Data excerpts:
-- BEGIN --

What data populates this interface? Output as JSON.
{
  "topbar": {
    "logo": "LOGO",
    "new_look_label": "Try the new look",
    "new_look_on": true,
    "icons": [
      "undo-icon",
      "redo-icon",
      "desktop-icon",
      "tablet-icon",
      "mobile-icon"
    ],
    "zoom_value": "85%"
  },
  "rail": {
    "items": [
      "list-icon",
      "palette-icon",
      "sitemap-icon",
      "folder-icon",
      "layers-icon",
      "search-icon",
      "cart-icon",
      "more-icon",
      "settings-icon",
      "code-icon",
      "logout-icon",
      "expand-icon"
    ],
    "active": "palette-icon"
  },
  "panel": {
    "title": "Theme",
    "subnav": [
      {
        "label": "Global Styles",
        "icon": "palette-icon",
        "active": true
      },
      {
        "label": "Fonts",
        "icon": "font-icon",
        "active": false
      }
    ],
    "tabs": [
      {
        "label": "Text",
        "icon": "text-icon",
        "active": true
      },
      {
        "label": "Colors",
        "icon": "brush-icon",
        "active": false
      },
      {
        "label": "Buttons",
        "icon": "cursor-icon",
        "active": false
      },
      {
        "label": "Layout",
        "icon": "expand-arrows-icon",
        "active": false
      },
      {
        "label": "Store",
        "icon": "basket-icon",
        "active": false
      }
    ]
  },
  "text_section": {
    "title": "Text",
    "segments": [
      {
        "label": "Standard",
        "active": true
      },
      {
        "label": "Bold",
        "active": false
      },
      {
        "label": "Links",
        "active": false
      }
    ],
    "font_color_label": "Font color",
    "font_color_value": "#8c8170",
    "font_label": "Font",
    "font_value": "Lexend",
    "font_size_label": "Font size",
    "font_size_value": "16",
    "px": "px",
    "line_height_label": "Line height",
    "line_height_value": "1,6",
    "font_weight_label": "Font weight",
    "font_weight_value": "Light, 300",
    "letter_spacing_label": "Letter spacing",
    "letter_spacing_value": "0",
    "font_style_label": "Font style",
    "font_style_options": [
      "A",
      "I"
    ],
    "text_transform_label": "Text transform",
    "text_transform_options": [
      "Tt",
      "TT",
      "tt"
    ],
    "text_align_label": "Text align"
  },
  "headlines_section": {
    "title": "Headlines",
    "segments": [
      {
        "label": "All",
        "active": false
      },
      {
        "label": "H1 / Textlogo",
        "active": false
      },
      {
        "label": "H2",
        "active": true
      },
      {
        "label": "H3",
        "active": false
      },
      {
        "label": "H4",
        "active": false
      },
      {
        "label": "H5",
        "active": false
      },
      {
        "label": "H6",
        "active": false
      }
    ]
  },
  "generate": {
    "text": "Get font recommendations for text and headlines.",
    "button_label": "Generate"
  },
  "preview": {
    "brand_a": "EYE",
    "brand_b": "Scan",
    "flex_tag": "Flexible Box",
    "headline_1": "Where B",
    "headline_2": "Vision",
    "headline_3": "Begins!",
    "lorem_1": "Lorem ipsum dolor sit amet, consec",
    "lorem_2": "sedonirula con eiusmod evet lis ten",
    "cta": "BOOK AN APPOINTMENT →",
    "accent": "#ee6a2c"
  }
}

-- END --

- **Given problem**
Your answer should be a single number: the count of lines in the entries that contain the word "title".

- **Written reply**
3